§ **Required task**
Read the lines below and count those that have the word "Hack". Respond with the number only.

Dataset items

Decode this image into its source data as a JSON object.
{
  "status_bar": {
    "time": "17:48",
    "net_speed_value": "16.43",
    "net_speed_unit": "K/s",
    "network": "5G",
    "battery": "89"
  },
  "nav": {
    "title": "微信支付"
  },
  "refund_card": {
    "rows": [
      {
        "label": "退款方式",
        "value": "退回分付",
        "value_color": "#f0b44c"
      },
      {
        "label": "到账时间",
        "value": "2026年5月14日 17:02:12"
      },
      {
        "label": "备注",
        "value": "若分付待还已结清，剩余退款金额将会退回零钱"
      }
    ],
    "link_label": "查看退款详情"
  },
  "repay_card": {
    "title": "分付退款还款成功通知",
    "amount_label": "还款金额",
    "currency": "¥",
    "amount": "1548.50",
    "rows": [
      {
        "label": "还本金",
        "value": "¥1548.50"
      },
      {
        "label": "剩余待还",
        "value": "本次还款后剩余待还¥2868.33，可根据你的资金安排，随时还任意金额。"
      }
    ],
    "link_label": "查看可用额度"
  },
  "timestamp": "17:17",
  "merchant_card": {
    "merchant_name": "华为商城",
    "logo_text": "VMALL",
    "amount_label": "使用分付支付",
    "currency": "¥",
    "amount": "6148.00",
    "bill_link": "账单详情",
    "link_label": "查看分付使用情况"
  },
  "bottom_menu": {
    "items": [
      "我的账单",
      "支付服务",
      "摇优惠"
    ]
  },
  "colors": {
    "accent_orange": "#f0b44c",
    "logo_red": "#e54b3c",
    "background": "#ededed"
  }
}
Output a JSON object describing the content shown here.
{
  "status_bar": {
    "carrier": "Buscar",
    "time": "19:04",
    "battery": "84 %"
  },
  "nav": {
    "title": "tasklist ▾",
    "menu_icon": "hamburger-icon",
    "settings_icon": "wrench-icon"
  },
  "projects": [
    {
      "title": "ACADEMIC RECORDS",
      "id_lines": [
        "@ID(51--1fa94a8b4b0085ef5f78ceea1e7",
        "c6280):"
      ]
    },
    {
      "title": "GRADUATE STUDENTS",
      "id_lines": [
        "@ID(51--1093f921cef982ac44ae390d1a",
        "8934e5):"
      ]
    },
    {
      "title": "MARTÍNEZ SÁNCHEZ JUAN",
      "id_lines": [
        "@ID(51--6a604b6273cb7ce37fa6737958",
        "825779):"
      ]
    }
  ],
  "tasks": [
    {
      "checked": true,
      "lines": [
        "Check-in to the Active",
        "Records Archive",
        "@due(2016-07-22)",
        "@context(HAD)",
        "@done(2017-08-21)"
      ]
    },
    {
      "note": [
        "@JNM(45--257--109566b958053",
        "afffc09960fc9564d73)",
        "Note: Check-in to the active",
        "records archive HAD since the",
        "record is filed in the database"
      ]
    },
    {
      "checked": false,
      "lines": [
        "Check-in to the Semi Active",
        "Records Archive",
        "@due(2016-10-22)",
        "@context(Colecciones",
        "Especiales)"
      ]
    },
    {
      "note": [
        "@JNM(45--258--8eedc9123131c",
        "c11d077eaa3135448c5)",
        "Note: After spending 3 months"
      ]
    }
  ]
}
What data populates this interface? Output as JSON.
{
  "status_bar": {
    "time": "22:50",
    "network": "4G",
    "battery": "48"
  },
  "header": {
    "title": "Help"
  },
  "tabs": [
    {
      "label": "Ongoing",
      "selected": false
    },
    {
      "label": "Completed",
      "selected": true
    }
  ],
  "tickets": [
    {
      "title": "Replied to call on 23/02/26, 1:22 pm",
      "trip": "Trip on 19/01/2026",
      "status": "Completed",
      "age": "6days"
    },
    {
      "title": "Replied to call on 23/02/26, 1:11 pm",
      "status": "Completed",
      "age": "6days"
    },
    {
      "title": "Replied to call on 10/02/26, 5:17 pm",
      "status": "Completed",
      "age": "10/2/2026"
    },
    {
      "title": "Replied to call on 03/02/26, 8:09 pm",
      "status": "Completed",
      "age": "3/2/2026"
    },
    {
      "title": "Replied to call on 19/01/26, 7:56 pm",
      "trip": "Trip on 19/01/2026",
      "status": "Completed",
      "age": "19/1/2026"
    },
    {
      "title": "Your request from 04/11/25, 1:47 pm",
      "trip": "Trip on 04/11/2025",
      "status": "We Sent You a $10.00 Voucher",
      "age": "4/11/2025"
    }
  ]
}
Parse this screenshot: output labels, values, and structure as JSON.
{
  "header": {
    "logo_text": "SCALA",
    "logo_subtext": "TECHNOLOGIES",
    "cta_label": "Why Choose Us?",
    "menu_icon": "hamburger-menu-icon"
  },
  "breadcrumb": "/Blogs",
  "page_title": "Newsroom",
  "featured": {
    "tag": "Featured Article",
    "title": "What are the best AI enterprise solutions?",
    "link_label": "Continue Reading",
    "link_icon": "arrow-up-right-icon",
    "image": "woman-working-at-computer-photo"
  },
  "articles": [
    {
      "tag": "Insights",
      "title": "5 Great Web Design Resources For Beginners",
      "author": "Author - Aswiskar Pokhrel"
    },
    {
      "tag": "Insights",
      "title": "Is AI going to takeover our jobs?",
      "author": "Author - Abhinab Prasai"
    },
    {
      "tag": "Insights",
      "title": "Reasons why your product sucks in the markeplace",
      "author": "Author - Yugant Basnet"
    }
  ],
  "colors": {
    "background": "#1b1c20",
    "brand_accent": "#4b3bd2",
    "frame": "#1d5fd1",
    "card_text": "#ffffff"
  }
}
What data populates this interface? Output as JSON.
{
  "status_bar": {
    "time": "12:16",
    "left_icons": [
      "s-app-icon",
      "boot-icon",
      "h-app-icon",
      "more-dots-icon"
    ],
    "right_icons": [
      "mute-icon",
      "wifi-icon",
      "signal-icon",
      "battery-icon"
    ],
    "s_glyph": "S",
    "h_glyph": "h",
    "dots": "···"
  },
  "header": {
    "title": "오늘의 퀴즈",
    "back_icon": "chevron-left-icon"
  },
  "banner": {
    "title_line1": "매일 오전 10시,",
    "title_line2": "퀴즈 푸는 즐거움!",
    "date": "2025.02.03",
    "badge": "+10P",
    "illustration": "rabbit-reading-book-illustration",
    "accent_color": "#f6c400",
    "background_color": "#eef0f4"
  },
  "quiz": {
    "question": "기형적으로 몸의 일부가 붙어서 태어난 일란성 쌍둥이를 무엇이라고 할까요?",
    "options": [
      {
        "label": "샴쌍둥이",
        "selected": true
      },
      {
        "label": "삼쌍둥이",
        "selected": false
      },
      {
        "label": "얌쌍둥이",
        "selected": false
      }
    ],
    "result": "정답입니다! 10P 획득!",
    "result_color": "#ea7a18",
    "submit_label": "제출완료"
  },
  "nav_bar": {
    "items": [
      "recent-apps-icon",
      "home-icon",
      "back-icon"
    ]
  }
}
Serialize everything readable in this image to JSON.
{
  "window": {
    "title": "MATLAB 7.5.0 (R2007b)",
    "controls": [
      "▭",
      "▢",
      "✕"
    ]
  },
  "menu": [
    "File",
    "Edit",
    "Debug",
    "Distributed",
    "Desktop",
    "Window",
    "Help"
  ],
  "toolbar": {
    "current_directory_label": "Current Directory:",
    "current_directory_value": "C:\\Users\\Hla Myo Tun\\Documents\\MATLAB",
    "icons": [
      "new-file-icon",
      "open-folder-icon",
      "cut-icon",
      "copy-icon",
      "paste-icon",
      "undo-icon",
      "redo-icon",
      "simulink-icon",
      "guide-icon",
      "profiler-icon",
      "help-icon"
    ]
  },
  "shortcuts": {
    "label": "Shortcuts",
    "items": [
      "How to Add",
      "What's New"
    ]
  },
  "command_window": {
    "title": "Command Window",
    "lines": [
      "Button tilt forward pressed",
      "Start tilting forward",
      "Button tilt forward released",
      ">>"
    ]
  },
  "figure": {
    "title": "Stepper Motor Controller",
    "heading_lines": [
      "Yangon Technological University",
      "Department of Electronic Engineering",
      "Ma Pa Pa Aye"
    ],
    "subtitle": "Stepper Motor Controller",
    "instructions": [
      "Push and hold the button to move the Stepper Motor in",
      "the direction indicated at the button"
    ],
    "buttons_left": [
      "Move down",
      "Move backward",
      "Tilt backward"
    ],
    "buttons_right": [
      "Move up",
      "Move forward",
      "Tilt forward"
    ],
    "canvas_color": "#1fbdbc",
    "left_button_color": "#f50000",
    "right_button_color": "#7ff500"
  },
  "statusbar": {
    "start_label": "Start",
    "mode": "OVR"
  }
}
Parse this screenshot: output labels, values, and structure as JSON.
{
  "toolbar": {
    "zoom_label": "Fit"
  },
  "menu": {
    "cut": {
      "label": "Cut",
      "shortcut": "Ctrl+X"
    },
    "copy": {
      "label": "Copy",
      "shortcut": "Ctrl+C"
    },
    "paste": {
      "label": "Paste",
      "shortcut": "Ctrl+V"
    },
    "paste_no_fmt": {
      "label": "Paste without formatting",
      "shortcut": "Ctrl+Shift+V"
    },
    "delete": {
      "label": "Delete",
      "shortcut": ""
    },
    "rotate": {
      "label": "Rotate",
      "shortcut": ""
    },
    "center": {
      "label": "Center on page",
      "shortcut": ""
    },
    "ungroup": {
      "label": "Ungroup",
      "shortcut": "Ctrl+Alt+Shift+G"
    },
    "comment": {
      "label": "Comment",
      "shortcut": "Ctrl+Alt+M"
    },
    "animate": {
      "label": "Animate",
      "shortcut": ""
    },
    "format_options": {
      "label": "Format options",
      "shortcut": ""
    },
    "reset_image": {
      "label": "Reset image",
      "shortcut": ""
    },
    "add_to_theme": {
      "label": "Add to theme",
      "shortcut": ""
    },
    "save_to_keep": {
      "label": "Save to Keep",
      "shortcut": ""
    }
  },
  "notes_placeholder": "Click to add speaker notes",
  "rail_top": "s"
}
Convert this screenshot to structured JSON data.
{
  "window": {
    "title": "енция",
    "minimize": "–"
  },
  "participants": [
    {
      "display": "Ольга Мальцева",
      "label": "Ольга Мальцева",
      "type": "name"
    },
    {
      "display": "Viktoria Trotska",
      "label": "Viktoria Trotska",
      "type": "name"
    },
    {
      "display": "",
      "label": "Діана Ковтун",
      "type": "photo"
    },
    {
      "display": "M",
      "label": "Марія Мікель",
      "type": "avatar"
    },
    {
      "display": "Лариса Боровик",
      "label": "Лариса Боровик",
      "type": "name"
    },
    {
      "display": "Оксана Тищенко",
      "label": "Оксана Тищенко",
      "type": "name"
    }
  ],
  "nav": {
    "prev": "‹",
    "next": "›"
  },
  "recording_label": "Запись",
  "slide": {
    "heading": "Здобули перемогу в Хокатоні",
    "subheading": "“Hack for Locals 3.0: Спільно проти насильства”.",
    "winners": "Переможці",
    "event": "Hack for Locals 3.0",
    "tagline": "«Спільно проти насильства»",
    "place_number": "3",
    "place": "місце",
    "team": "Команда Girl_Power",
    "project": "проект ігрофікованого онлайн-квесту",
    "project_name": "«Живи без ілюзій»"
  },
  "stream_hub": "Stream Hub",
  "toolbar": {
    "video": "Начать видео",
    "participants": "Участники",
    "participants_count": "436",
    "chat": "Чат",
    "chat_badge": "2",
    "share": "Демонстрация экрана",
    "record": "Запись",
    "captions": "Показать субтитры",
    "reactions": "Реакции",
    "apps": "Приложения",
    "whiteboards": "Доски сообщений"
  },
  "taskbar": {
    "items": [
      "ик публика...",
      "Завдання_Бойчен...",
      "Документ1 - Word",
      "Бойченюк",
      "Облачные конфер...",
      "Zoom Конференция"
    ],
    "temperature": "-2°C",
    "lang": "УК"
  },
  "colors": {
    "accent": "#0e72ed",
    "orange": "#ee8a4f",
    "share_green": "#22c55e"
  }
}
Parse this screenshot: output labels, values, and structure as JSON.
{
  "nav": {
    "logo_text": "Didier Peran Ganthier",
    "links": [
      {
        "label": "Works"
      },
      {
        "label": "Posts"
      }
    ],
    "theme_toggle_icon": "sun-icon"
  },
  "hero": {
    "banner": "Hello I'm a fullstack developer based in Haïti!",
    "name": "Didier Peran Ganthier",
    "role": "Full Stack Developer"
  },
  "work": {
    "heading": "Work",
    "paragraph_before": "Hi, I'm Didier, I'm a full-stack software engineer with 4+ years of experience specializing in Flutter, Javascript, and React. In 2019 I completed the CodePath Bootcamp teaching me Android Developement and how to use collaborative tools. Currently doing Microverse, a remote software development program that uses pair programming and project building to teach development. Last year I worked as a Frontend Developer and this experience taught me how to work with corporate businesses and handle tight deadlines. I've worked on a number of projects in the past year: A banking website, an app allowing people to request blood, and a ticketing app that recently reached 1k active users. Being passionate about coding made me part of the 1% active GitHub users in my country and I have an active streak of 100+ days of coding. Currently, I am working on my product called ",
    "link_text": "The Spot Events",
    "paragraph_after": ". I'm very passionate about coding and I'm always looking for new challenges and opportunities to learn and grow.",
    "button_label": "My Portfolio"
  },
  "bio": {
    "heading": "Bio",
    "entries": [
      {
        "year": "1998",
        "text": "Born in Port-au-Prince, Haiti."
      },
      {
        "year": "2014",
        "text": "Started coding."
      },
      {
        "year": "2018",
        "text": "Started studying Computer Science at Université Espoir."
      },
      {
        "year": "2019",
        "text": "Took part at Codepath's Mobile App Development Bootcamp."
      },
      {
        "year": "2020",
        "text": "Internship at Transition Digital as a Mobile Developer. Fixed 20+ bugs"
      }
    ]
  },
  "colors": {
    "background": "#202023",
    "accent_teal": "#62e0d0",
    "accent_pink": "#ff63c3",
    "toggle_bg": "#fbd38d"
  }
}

§ **Written reply**
2